Data entries »

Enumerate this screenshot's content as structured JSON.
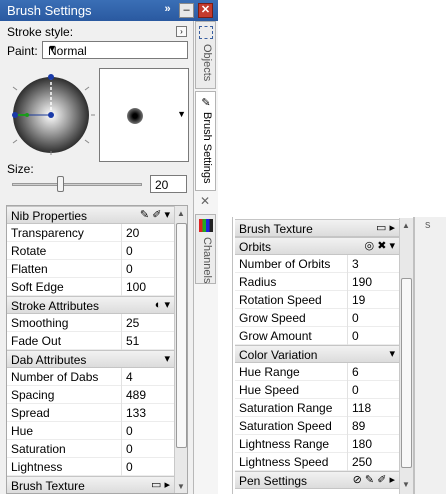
{
  "title": "Brush Settings",
  "stroke_style_label": "Stroke style:",
  "paint_label": "Paint:",
  "paint_value": "Normal",
  "size_label": "Size:",
  "size_value": "20",
  "tabs": [
    "Objects",
    "Brush Settings",
    "Channels"
  ],
  "left_grid": [
    {
      "group": "Nib Properties",
      "icons": "✎ ✐ ▾"
    },
    {
      "k": "Transparency",
      "v": "20"
    },
    {
      "k": "Rotate",
      "v": "0"
    },
    {
      "k": "Flatten",
      "v": "0"
    },
    {
      "k": "Soft Edge",
      "v": "100"
    },
    {
      "group": "Stroke Attributes",
      "icons": "◐ ▾"
    },
    {
      "k": "Smoothing",
      "v": "25"
    },
    {
      "k": "Fade Out",
      "v": "51"
    },
    {
      "group": "Dab Attributes",
      "icons": "▾"
    },
    {
      "k": "Number of Dabs",
      "v": "4"
    },
    {
      "k": "Spacing",
      "v": "489"
    },
    {
      "k": "Spread",
      "v": "133"
    },
    {
      "k": "Hue",
      "v": "0"
    },
    {
      "k": "Saturation",
      "v": "0"
    },
    {
      "k": "Lightness",
      "v": "0"
    },
    {
      "group": "Brush Texture",
      "icons": "▭ ▸"
    }
  ],
  "right_grid": [
    {
      "group": "Brush Texture",
      "icons": "▭ ▸"
    },
    {
      "group": "Orbits",
      "icons": "◎ ✖ ▾"
    },
    {
      "k": "Number of Orbits",
      "v": "3"
    },
    {
      "k": "Radius",
      "v": "190"
    },
    {
      "k": "Rotation Speed",
      "v": "19"
    },
    {
      "k": "Grow Speed",
      "v": "0"
    },
    {
      "k": "Grow Amount",
      "v": "0"
    },
    {
      "group": "Color Variation",
      "icons": "▾"
    },
    {
      "k": "Hue Range",
      "v": "6"
    },
    {
      "k": "Hue Speed",
      "v": "0"
    },
    {
      "k": "Saturation Range",
      "v": "118"
    },
    {
      "k": "Saturation Speed",
      "v": "89"
    },
    {
      "k": "Lightness Range",
      "v": "180"
    },
    {
      "k": "Lightness Speed",
      "v": "250"
    },
    {
      "group": "Pen Settings",
      "icons": "⊘ ✎ ✐ ▸"
    }
  ],
  "right_edge_text": "s"
}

Goal »
Go through the material above and print all of it exactly, except the pictures.

Exercise solution »
Enumerate this screenshot's content as structured JSON.
{
  "title": "Brush Settings",
  "stroke_style_label": "Stroke style:",
  "paint_label": "Paint:",
  "paint_value": "Normal",
  "size_label": "Size:",
  "size_value": "20",
  "tabs": [
    "Objects",
    "Brush Settings",
    "Channels"
  ],
  "left_grid": [
    {
      "group": "Nib Properties",
      "icons": "✎ ✐ ▾"
    },
    {
      "k": "Transparency",
      "v": "20"
    },
    {
      "k": "Rotate",
      "v": "0"
    },
    {
      "k": "Flatten",
      "v": "0"
    },
    {
      "k": "Soft Edge",
      "v": "100"
    },
    {
      "group": "Stroke Attributes",
      "icons": "◐ ▾"
    },
    {
      "k": "Smoothing",
      "v": "25"
    },
    {
      "k": "Fade Out",
      "v": "51"
    },
    {
      "group": "Dab Attributes",
      "icons": "▾"
    },
    {
      "k": "Number of Dabs",
      "v": "4"
    },
    {
      "k": "Spacing",
      "v": "489"
    },
    {
      "k": "Spread",
      "v": "133"
    },
    {
      "k": "Hue",
      "v": "0"
    },
    {
      "k": "Saturation",
      "v": "0"
    },
    {
      "k": "Lightness",
      "v": "0"
    },
    {
      "group": "Brush Texture",
      "icons": "▭ ▸"
    }
  ],
  "right_grid": [
    {
      "group": "Brush Texture",
      "icons": "▭ ▸"
    },
    {
      "group": "Orbits",
      "icons": "◎ ✖ ▾"
    },
    {
      "k": "Number of Orbits",
      "v": "3"
    },
    {
      "k": "Radius",
      "v": "190"
    },
    {
      "k": "Rotation Speed",
      "v": "19"
    },
    {
      "k": "Grow Speed",
      "v": "0"
    },
    {
      "k": "Grow Amount",
      "v": "0"
    },
    {
      "group": "Color Variation",
      "icons": "▾"
    },
    {
      "k": "Hue Range",
      "v": "6"
    },
    {
      "k": "Hue Speed",
      "v": "0"
    },
    {
      "k": "Saturation Range",
      "v": "118"
    },
    {
      "k": "Saturation Speed",
      "v": "89"
    },
    {
      "k": "Lightness Range",
      "v": "180"
    },
    {
      "k": "Lightness Speed",
      "v": "250"
    },
    {
      "group": "Pen Settings",
      "icons": "⊘ ✎ ✐ ▸"
    }
  ],
  "right_edge_text": "s"
}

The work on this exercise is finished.